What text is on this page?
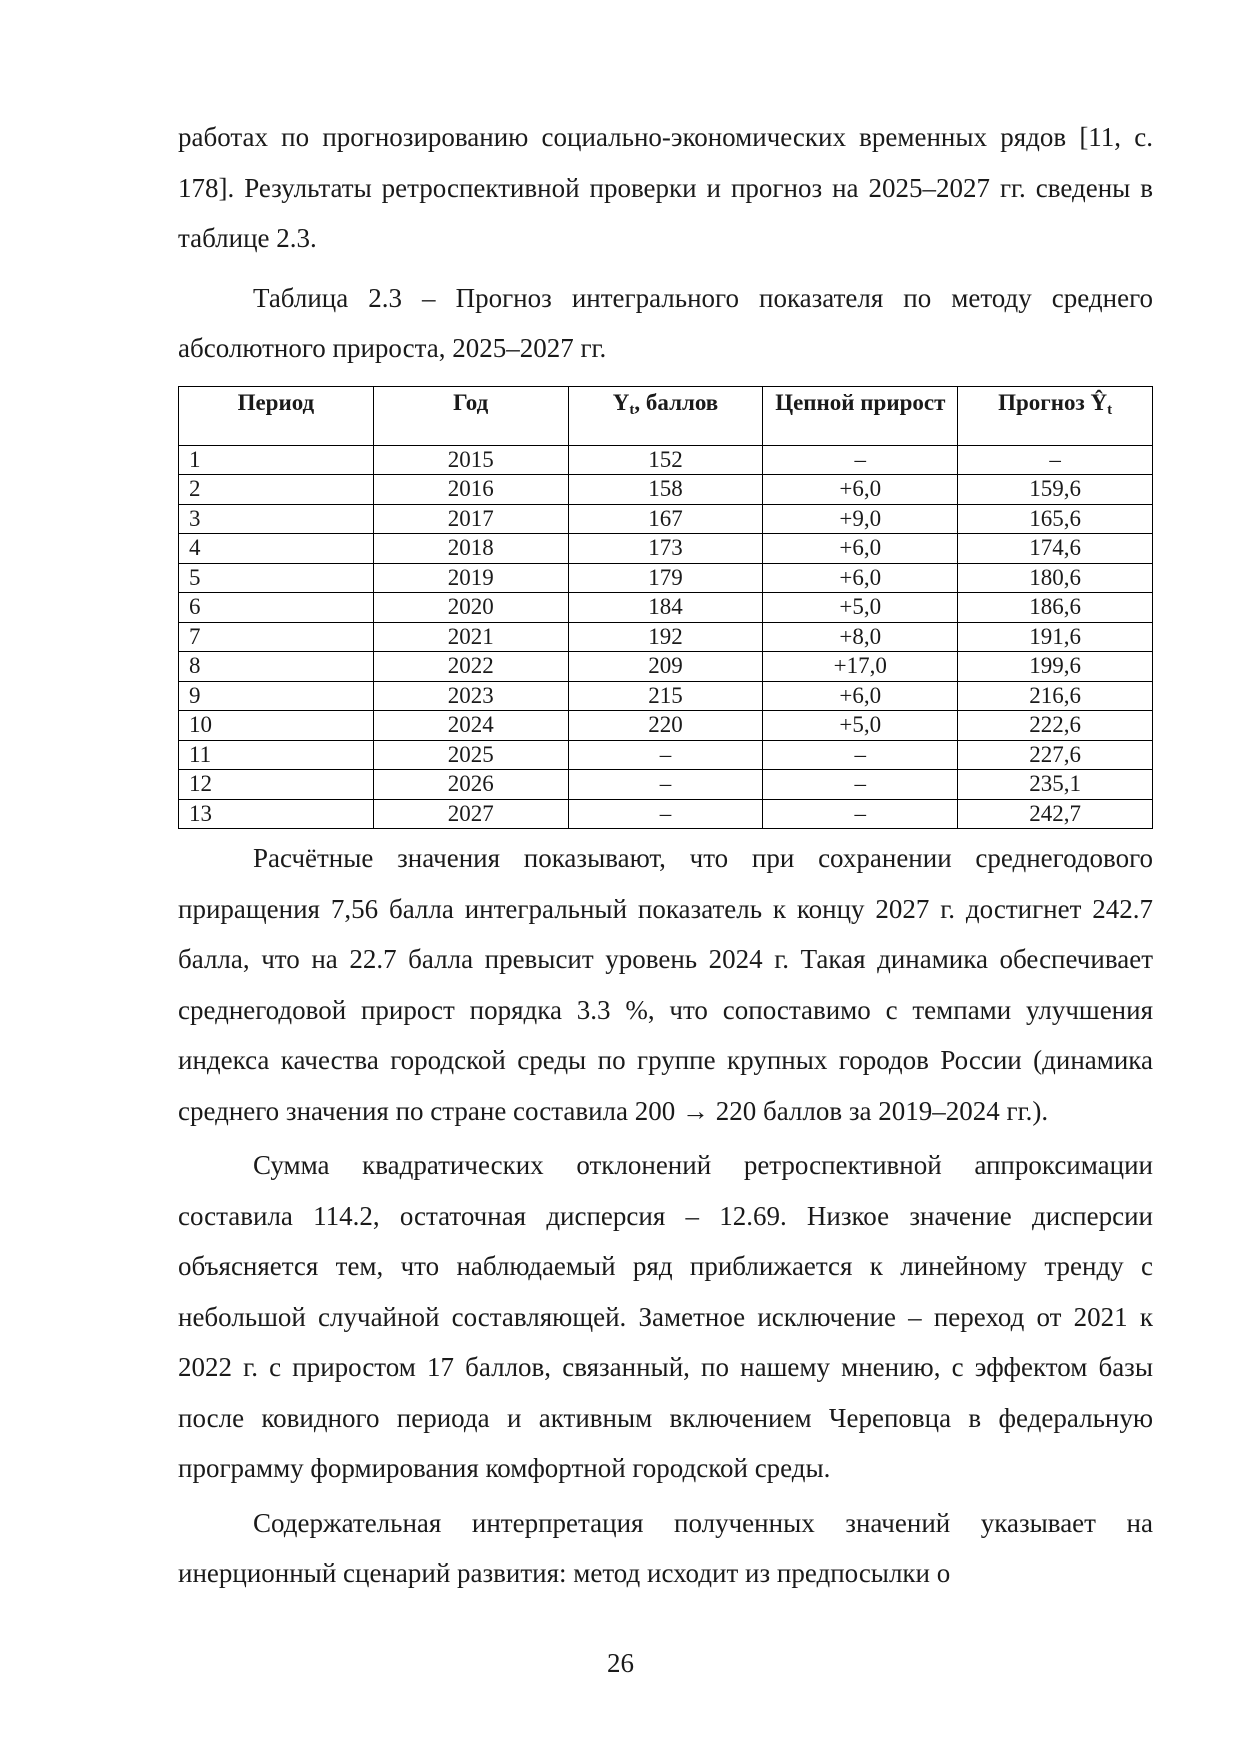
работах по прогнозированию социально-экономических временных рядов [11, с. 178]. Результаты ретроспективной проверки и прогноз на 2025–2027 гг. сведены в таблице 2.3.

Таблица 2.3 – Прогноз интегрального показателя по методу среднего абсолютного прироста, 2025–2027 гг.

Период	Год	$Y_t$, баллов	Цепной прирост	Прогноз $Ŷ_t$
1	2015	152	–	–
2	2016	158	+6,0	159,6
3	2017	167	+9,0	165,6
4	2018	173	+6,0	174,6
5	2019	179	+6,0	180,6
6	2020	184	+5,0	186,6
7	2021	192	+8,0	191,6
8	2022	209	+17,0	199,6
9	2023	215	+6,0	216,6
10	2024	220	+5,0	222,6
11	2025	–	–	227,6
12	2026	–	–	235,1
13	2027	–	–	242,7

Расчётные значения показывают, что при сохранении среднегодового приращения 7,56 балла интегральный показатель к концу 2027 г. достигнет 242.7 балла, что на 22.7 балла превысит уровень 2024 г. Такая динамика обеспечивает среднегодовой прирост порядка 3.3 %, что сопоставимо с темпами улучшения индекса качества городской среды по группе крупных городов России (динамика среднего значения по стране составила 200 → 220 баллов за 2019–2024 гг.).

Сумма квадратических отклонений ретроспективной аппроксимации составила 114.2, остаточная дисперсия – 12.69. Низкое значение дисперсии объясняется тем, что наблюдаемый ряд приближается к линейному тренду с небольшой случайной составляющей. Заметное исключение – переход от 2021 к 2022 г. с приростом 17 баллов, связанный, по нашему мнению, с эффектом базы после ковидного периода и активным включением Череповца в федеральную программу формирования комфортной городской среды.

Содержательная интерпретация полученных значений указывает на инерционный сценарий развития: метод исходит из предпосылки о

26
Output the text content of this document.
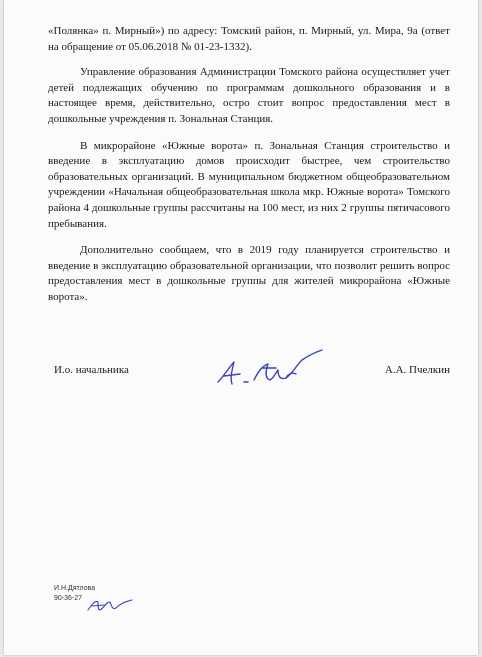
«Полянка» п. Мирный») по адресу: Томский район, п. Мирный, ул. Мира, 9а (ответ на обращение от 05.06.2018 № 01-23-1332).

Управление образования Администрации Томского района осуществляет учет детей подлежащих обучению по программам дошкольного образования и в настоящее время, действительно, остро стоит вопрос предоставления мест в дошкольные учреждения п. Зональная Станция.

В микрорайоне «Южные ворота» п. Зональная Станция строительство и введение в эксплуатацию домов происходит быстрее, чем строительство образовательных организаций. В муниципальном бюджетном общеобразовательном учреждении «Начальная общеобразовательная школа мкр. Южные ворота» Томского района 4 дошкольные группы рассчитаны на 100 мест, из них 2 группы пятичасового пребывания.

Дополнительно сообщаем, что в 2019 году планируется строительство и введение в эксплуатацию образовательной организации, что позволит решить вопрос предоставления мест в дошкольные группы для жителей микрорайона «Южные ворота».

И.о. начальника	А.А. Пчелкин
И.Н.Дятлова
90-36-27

EXERCISE TASK →
Write the material out again exactly as it appears, dropping the pictures.

RESPONSE →
What text is on this page?
работах по прогнозированию социально-экономических временных рядов [11, с. 178]. Результаты ретроспективной проверки и прогноз на 2025–2027 гг. сведены в таблице 2.3.

Таблица 2.3 – Прогноз интегрального показателя по методу среднего абсолютного прироста, 2025–2027 гг.

Период	Год	$Y_t$, баллов	Цепной прирост	Прогноз $Ŷ_t$
1	2015	152	–	–
2	2016	158	+6,0	159,6
3	2017	167	+9,0	165,6
4	2018	173	+6,0	174,6
5	2019	179	+6,0	180,6
6	2020	184	+5,0	186,6
7	2021	192	+8,0	191,6
8	2022	209	+17,0	199,6
9	2023	215	+6,0	216,6
10	2024	220	+5,0	222,6
11	2025	–	–	227,6
12	2026	–	–	235,1
13	2027	–	–	242,7

Расчётные значения показывают, что при сохранении среднегодового приращения 7,56 балла интегральный показатель к концу 2027 г. достигнет 242.7 балла, что на 22.7 балла превысит уровень 2024 г. Такая динамика обеспечивает среднегодовой прирост порядка 3.3 %, что сопоставимо с темпами улучшения индекса качества городской среды по группе крупных городов России (динамика среднего значения по стране составила 200 → 220 баллов за 2019–2024 гг.).

Сумма квадратических отклонений ретроспективной аппроксимации составила 114.2, остаточная дисперсия – 12.69. Низкое значение дисперсии объясняется тем, что наблюдаемый ряд приближается к линейному тренду с небольшой случайной составляющей. Заметное исключение – переход от 2021 к 2022 г. с приростом 17 баллов, связанный, по нашему мнению, с эффектом базы после ковидного периода и активным включением Череповца в федеральную программу формирования комфортной городской среды.

Содержательная интерпретация полученных значений указывает на инерционный сценарий развития: метод исходит из предпосылки о

26
Output the text content of this document.
«Полянка» п. Мирный») по адресу: Томский район, п. Мирный, ул. Мира, 9а (ответ на обращение от 05.06.2018 № 01-23-1332).

Управление образования Администрации Томского района осуществляет учет детей подлежащих обучению по программам дошкольного образования и в настоящее время, действительно, остро стоит вопрос предоставления мест в дошкольные учреждения п. Зональная Станция.

В микрорайоне «Южные ворота» п. Зональная Станция строительство и введение в эксплуатацию домов происходит быстрее, чем строительство образовательных организаций. В муниципальном бюджетном общеобразовательном учреждении «Начальная общеобразовательная школа мкр. Южные ворота» Томского района 4 дошкольные группы рассчитаны на 100 мест, из них 2 группы пятичасового пребывания.

Дополнительно сообщаем, что в 2019 году планируется строительство и введение в эксплуатацию образовательной организации, что позволит решить вопрос предоставления мест в дошкольные группы для жителей микрорайона «Южные ворота».

И.о. начальника	А.А. Пчелкин
И.Н.Дятлова
90-36-27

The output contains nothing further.